### Information provided
§
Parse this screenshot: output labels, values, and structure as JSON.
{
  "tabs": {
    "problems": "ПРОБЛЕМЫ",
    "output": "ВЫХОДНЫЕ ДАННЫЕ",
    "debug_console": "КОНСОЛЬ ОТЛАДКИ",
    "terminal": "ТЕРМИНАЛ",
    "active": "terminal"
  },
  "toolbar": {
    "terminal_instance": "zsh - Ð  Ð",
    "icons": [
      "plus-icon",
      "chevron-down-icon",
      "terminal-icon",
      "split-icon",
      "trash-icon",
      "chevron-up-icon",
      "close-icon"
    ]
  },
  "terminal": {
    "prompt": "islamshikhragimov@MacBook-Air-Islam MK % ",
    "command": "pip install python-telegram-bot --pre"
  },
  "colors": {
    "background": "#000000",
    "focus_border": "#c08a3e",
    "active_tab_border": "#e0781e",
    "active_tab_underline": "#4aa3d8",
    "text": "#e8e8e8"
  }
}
§
### Exercise requirements
Check every line of the data, and copy the ones that contain "output".

### Task answer
Parse this screenshot: output labels, values, and structure as JSON.
    "output": "ВЫХОДНЫЕ ДАННЫЕ",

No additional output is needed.